Render the data as a Markdown table with the columns Row and Data line, starting at the line that contains "14, 682, 74]" and ending at the line that contains "215, 503, 237]". Number each line and omit any blank lines.

┌─ SOURCE MATERIAL

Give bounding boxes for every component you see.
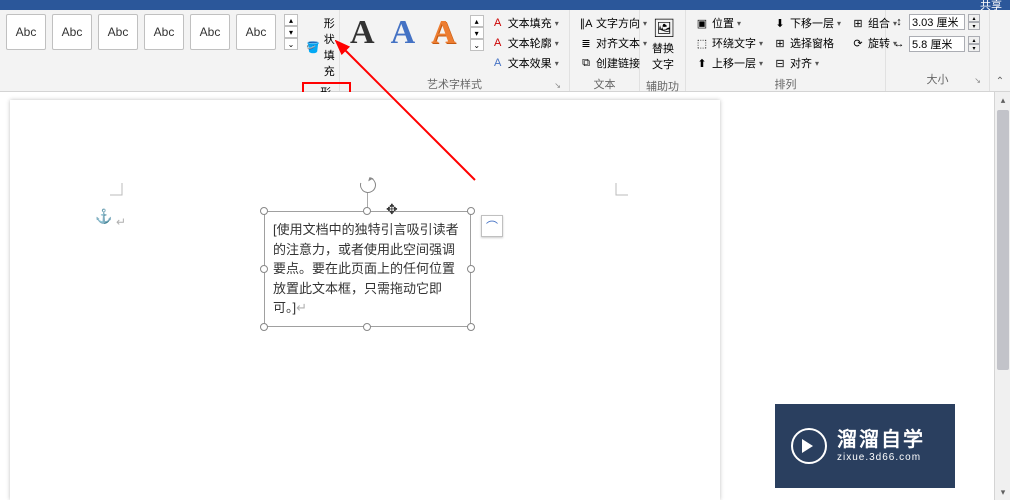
alt-text-button[interactable]: 🖼 替换文字	[646, 14, 682, 74]
selection-pane-icon: ⊞	[773, 36, 787, 50]
wordart-preset[interactable]: A	[427, 14, 460, 52]
wrap-icon: ⬚	[695, 36, 709, 50]
shape-style-item[interactable]: Abc	[98, 14, 138, 50]
resize-handle[interactable]	[260, 207, 268, 215]
paragraph-mark-icon: ↵	[116, 215, 126, 229]
paragraph-mark-icon: ↵	[296, 300, 307, 315]
text-fill-icon: A	[491, 16, 505, 30]
scroll-up-icon[interactable]: ▴	[995, 92, 1010, 108]
shape-style-gallery[interactable]: Abc Abc Abc Abc Abc Abc ▴▾⌄	[6, 14, 298, 50]
text-fill-button[interactable]: A文本填充▾	[488, 14, 562, 32]
wrap-text-button[interactable]: ⬚环绕文字▾	[692, 34, 766, 52]
play-icon	[791, 428, 827, 464]
height-spinner[interactable]: ▴▾	[968, 14, 980, 30]
margin-corner-icon	[108, 181, 126, 199]
wordart-gallery[interactable]: A A A ▴▾⌄	[346, 14, 484, 52]
gallery-scroll[interactable]: ▴▾⌄	[284, 14, 298, 50]
align-icon: ⊟	[773, 56, 787, 70]
alt-text-icon: 🖼	[652, 16, 676, 40]
resize-handle[interactable]	[467, 207, 475, 215]
layout-options-button[interactable]: ⌒	[481, 215, 503, 237]
anchor-icon: ⚓	[95, 208, 112, 225]
collapse-ribbon-icon[interactable]: ⌃	[996, 76, 1004, 87]
move-cursor-icon: ✥	[386, 201, 398, 218]
align-text-button[interactable]: ≣对齐文本▾	[576, 34, 650, 52]
scroll-down-icon[interactable]: ▾	[995, 484, 1010, 500]
width-input[interactable]	[909, 36, 965, 52]
scrollbar-thumb[interactable]	[997, 110, 1009, 370]
bring-forward-icon: ⬆	[695, 56, 709, 70]
shape-style-item[interactable]: Abc	[6, 14, 46, 50]
resize-handle[interactable]	[363, 323, 371, 331]
resize-handle[interactable]	[467, 265, 475, 273]
resize-handle[interactable]	[363, 207, 371, 215]
group-label-wordart: 艺术字样式 ↘	[346, 72, 563, 92]
link-icon: ⧉	[579, 56, 593, 70]
width-icon: ↔	[892, 37, 906, 51]
height-input[interactable]	[909, 14, 965, 30]
send-backward-button[interactable]: ⬇下移一层▾	[770, 14, 844, 32]
dialog-launcher-icon[interactable]: ↘	[554, 81, 561, 90]
group-icon: ⊞	[851, 16, 865, 30]
position-icon: ▣	[695, 16, 709, 30]
watermark-url: zixue.3d66.com	[837, 452, 925, 464]
resize-handle[interactable]	[260, 265, 268, 273]
text-direction-icon: ∥A	[579, 16, 593, 30]
text-effects-icon: A	[491, 56, 505, 70]
text-outline-button[interactable]: A文本轮廓▾	[488, 34, 562, 52]
rotate-handle-icon[interactable]	[357, 174, 379, 196]
height-field[interactable]: ↕ ▴▾	[892, 14, 980, 30]
ribbon: Abc Abc Abc Abc Abc Abc ▴▾⌄ 🪣 形状填充 ▾ ✎ 形	[0, 10, 1010, 92]
shape-style-item[interactable]: Abc	[144, 14, 184, 50]
width-field[interactable]: ↔ ▴▾	[892, 36, 980, 52]
group-label-arrange: 排列	[692, 72, 879, 92]
document-area: ⚓ ↵ [使用文档中的独特引言吸引读者的注意力，或者使用此空间强调要点。要在此页…	[0, 92, 1010, 500]
selection-pane-button[interactable]: ⊞选择窗格	[770, 34, 844, 52]
group-label-size: 大小 ↘	[892, 67, 983, 87]
text-direction-button[interactable]: ∥A文字方向▾	[576, 14, 650, 32]
wordart-preset[interactable]: A	[346, 14, 379, 52]
paint-bucket-icon: 🪣	[306, 40, 320, 54]
gallery-scroll[interactable]: ▴▾⌄	[470, 15, 484, 51]
shape-style-item[interactable]: Abc	[190, 14, 230, 50]
layout-options-icon: ⌒	[486, 218, 498, 235]
width-spinner[interactable]: ▴▾	[968, 36, 980, 52]
bring-forward-button[interactable]: ⬆上移一层▾	[692, 54, 766, 72]
position-button[interactable]: ▣位置▾	[692, 14, 766, 32]
text-effects-button[interactable]: A文本效果▾	[488, 54, 562, 72]
page[interactable]: ⚓ ↵ [使用文档中的独特引言吸引读者的注意力，或者使用此空间强调要点。要在此页…	[10, 100, 720, 500]
watermark: 溜溜自学 zixue.3d66.com	[775, 404, 955, 488]
group-label-text: 文本	[576, 72, 633, 92]
watermark-title: 溜溜自学	[837, 428, 925, 452]
margin-corner-icon	[614, 181, 632, 199]
shape-fill-label: 形状填充	[324, 15, 337, 79]
wordart-preset[interactable]: A	[387, 14, 420, 52]
align-text-icon: ≣	[579, 36, 593, 50]
resize-handle[interactable]	[467, 323, 475, 331]
align-button[interactable]: ⊟对齐▾	[770, 54, 844, 72]
shape-style-item[interactable]: Abc	[236, 14, 276, 50]
create-link-button[interactable]: ⧉创建链接	[576, 54, 650, 72]
vertical-scrollbar[interactable]: ▴ ▾	[994, 92, 1010, 500]
title-bar: 共享	[0, 0, 1010, 10]
dialog-launcher-icon[interactable]: ↘	[974, 76, 981, 85]
text-outline-icon: A	[491, 36, 505, 50]
send-backward-icon: ⬇	[773, 16, 787, 30]
resize-handle[interactable]	[260, 323, 268, 331]
shape-style-item[interactable]: Abc	[52, 14, 92, 50]
text-box[interactable]: [使用文档中的独特引言吸引读者的注意力，或者使用此空间强调要点。要在此页面上的任…	[264, 211, 471, 327]
rotate-icon: ⟳	[851, 36, 865, 50]
height-icon: ↕	[892, 15, 906, 29]
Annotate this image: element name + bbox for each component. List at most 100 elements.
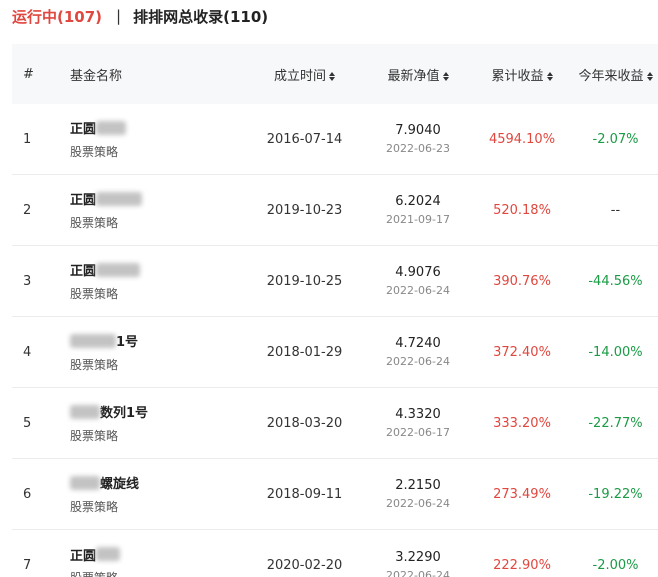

└─

ANSWER TO THE EXERCISE:
| Row | Data line |
|---|---|
| 1 | alt-text-button[interactable]: 🖼 替换文字	[646, 14, 682, 74] |
| 2 | selection-pane-icon: ⊞	[773, 36, 787, 50] |
| 3 | wordart-preset[interactable]: A	[427, 14, 460, 52] |
| 4 | wrap-icon: ⬚	[695, 36, 709, 50] |
| 5 | shape-style-item[interactable]: Abc	[98, 14, 138, 50] |
| 6 | resize-handle[interactable]	[260, 207, 268, 215] |
| 7 | paragraph-mark-icon: ↵	[116, 215, 126, 229] |
| 8 | paragraph-mark-icon: ↵	[296, 300, 307, 315] |
| 9 | text-fill-icon: A	[491, 16, 505, 30] |
| 10 | scroll-up-icon[interactable]: ▴	[995, 92, 1010, 108] |
| 11 | shape-style-gallery[interactable]: Abc Abc Abc Abc Abc Abc ▴▾⌄	[6, 14, 298, 50] |
| 12 | text-fill-button[interactable]: A文本填充▾	[488, 14, 562, 32] |
| 13 | wrap-text-button[interactable]: ⬚环绕文字▾	[692, 34, 766, 52] |
| 14 | play-icon	[791, 428, 827, 464] |
| 15 | height-spinner[interactable]: ▴▾	[968, 14, 980, 30] |
| 16 | margin-corner-icon	[108, 181, 126, 199] |
| 17 | wordart-gallery[interactable]: A A A ▴▾⌄	[346, 14, 484, 52] |
| 18 | gallery-scroll[interactable]: ▴▾⌄	[284, 14, 298, 50] |
| 19 | align-icon: ⊟	[773, 56, 787, 70] |
| 20 | alt-text-icon: 🖼	[652, 16, 676, 40] |
| 21 | resize-handle[interactable]	[467, 207, 475, 215] |
| 22 | layout-options-button[interactable]: ⌒	[481, 215, 503, 237] |